(Excerpt from a dataset)
______________________________

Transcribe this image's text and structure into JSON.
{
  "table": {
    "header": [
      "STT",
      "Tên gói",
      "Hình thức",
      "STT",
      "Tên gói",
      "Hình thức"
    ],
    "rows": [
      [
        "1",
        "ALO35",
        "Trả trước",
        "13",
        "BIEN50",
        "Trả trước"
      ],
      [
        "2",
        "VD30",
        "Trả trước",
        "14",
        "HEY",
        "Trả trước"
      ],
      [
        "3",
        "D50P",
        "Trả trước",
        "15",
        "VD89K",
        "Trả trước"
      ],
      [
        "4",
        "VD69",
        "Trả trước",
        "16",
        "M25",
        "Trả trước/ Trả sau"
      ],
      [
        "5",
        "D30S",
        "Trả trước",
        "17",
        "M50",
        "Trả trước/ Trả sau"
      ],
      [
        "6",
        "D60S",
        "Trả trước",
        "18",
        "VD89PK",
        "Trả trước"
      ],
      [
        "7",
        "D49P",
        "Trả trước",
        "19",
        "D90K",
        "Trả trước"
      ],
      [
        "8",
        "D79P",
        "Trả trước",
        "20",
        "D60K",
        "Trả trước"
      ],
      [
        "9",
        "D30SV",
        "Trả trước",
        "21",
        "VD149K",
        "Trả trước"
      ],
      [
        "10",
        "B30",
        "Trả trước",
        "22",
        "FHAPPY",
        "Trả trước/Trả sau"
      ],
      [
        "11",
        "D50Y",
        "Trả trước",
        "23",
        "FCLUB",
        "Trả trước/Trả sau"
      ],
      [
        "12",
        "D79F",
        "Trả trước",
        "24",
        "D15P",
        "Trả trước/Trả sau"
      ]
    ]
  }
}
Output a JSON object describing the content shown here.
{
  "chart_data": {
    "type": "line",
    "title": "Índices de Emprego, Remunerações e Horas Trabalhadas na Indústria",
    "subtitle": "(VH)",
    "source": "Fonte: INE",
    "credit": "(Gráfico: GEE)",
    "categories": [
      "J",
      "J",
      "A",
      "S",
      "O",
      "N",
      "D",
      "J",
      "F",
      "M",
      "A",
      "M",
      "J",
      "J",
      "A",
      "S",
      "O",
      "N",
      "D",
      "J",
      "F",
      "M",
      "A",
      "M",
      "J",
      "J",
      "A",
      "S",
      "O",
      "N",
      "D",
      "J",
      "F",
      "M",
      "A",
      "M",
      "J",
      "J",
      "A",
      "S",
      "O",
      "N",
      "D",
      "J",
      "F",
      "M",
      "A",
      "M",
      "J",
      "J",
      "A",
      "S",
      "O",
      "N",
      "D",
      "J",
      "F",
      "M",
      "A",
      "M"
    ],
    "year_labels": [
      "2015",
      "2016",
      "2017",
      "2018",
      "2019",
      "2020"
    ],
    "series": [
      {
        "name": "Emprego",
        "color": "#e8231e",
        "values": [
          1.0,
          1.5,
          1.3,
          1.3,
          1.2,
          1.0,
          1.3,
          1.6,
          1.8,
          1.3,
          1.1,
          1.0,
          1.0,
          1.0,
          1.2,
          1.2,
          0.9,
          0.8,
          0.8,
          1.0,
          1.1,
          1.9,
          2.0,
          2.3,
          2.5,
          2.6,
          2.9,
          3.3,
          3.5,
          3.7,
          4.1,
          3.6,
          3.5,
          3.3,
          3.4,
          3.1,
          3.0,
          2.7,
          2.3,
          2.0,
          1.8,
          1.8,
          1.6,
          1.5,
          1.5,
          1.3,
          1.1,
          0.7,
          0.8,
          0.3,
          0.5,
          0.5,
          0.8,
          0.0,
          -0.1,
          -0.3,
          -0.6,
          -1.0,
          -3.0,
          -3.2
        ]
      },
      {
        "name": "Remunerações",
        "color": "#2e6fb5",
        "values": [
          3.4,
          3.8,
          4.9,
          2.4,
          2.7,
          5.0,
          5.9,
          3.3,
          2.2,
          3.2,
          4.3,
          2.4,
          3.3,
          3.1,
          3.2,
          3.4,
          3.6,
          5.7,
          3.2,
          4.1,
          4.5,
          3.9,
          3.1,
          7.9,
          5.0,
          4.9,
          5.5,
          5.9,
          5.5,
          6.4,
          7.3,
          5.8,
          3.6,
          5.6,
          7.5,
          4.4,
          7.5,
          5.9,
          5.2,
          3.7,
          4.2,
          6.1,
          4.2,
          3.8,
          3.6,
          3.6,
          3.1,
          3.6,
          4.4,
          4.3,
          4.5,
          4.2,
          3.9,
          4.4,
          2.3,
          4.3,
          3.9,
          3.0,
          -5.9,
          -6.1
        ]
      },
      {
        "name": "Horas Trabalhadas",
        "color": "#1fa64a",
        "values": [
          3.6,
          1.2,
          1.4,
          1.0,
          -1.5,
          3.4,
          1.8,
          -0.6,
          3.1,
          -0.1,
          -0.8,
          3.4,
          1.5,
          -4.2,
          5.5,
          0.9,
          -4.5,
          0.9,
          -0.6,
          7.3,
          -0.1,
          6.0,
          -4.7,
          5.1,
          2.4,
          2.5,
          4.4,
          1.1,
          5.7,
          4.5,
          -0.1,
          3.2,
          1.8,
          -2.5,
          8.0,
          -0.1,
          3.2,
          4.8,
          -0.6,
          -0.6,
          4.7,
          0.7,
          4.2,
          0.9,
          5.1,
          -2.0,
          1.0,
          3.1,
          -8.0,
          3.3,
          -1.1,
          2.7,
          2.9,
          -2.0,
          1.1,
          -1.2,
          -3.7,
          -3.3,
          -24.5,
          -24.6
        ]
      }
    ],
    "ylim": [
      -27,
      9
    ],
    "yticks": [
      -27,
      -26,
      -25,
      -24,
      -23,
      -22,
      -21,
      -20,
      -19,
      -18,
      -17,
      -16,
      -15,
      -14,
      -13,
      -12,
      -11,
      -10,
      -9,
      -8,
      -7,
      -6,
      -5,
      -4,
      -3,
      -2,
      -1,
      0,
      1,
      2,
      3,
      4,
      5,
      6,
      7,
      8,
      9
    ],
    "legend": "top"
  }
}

______________________________

WRITTEN PROBLEM:
Write out each line of the data above again, exactly as given.

ANSWER FOR THIS EXERCISE:
Transcribe this image's text and structure into JSON.
{
  "table": {
    "header": [
      "STT",
      "Tên gói",
      "Hình thức",
      "STT",
      "Tên gói",
      "Hình thức"
    ],
    "rows": [
      [
        "1",
        "ALO35",
        "Trả trước",
        "13",
        "BIEN50",
        "Trả trước"
      ],
      [
        "2",
        "VD30",
        "Trả trước",
        "14",
        "HEY",
        "Trả trước"
      ],
      [
        "3",
        "D50P",
        "Trả trước",
        "15",
        "VD89K",
        "Trả trước"
      ],
      [
        "4",
        "VD69",
        "Trả trước",
        "16",
        "M25",
        "Trả trước/ Trả sau"
      ],
      [
        "5",
        "D30S",
        "Trả trước",
        "17",
        "M50",
        "Trả trước/ Trả sau"
      ],
      [
        "6",
        "D60S",
        "Trả trước",
        "18",
        "VD89PK",
        "Trả trước"
      ],
      [
        "7",
        "D49P",
        "Trả trước",
        "19",
        "D90K",
        "Trả trước"
      ],
      [
        "8",
        "D79P",
        "Trả trước",
        "20",
        "D60K",
        "Trả trước"
      ],
      [
        "9",
        "D30SV",
        "Trả trước",
        "21",
        "VD149K",
        "Trả trước"
      ],
      [
        "10",
        "B30",
        "Trả trước",
        "22",
        "FHAPPY",
        "Trả trước/Trả sau"
      ],
      [
        "11",
        "D50Y",
        "Trả trước",
        "23",
        "FCLUB",
        "Trả trước/Trả sau"
      ],
      [
        "12",
        "D79F",
        "Trả trước",
        "24",
        "D15P",
        "Trả trước/Trả sau"
      ]
    ]
  }
}
Output a JSON object describing the content shown here.
{
  "chart_data": {
    "type": "line",
    "title": "Índices de Emprego, Remunerações e Horas Trabalhadas na Indústria",
    "subtitle": "(VH)",
    "source": "Fonte: INE",
    "credit": "(Gráfico: GEE)",
    "categories": [
      "J",
      "J",
      "A",
      "S",
      "O",
      "N",
      "D",
      "J",
      "F",
      "M",
      "A",
      "M",
      "J",
      "J",
      "A",
      "S",
      "O",
      "N",
      "D",
      "J",
      "F",
      "M",
      "A",
      "M",
      "J",
      "J",
      "A",
      "S",
      "O",
      "N",
      "D",
      "J",
      "F",
      "M",
      "A",
      "M",
      "J",
      "J",
      "A",
      "S",
      "O",
      "N",
      "D",
      "J",
      "F",
      "M",
      "A",
      "M",
      "J",
      "J",
      "A",
      "S",
      "O",
      "N",
      "D",
      "J",
      "F",
      "M",
      "A",
      "M"
    ],
    "year_labels": [
      "2015",
      "2016",
      "2017",
      "2018",
      "2019",
      "2020"
    ],
    "series": [
      {
        "name": "Emprego",
        "color": "#e8231e",
        "values": [
          1.0,
          1.5,
          1.3,
          1.3,
          1.2,
          1.0,
          1.3,
          1.6,
          1.8,
          1.3,
          1.1,
          1.0,
          1.0,
          1.0,
          1.2,
          1.2,
          0.9,
          0.8,
          0.8,
          1.0,
          1.1,
          1.9,
          2.0,
          2.3,
          2.5,
          2.6,
          2.9,
          3.3,
          3.5,
          3.7,
          4.1,
          3.6,
          3.5,
          3.3,
          3.4,
          3.1,
          3.0,
          2.7,
          2.3,
          2.0,
          1.8,
          1.8,
          1.6,
          1.5,
          1.5,
          1.3,
          1.1,
          0.7,
          0.8,
          0.3,
          0.5,
          0.5,
          0.8,
          0.0,
          -0.1,
          -0.3,
          -0.6,
          -1.0,
          -3.0,
          -3.2
        ]
      },
      {
        "name": "Remunerações",
        "color": "#2e6fb5",
        "values": [
          3.4,
          3.8,
          4.9,
          2.4,
          2.7,
          5.0,
          5.9,
          3.3,
          2.2,
          3.2,
          4.3,
          2.4,
          3.3,
          3.1,
          3.2,
          3.4,
          3.6,
          5.7,
          3.2,
          4.1,
          4.5,
          3.9,
          3.1,
          7.9,
          5.0,
          4.9,
          5.5,
          5.9,
          5.5,
          6.4,
          7.3,
          5.8,
          3.6,
          5.6,
          7.5,
          4.4,
          7.5,
          5.9,
          5.2,
          3.7,
          4.2,
          6.1,
          4.2,
          3.8,
          3.6,
          3.6,
          3.1,
          3.6,
          4.4,
          4.3,
          4.5,
          4.2,
          3.9,
          4.4,
          2.3,
          4.3,
          3.9,
          3.0,
          -5.9,
          -6.1
        ]
      },
      {
        "name": "Horas Trabalhadas",
        "color": "#1fa64a",
        "values": [
          3.6,
          1.2,
          1.4,
          1.0,
          -1.5,
          3.4,
          1.8,
          -0.6,
          3.1,
          -0.1,
          -0.8,
          3.4,
          1.5,
          -4.2,
          5.5,
          0.9,
          -4.5,
          0.9,
          -0.6,
          7.3,
          -0.1,
          6.0,
          -4.7,
          5.1,
          2.4,
          2.5,
          4.4,
          1.1,
          5.7,
          4.5,
          -0.1,
          3.2,
          1.8,
          -2.5,
          8.0,
          -0.1,
          3.2,
          4.8,
          -0.6,
          -0.6,
          4.7,
          0.7,
          4.2,
          0.9,
          5.1,
          -2.0,
          1.0,
          3.1,
          -8.0,
          3.3,
          -1.1,
          2.7,
          2.9,
          -2.0,
          1.1,
          -1.2,
          -3.7,
          -3.3,
          -24.5,
          -24.6
        ]
      }
    ],
    "ylim": [
      -27,
      9
    ],
    "yticks": [
      -27,
      -26,
      -25,
      -24,
      -23,
      -22,
      -21,
      -20,
      -19,
      -18,
      -17,
      -16,
      -15,
      -14,
      -13,
      -12,
      -11,
      -10,
      -9,
      -8,
      -7,
      -6,
      -5,
      -4,
      -3,
      -2,
      -1,
      0,
      1,
      2,
      3,
      4,
      5,
      6,
      7,
      8,
      9
    ],
    "legend": "top"
  }
}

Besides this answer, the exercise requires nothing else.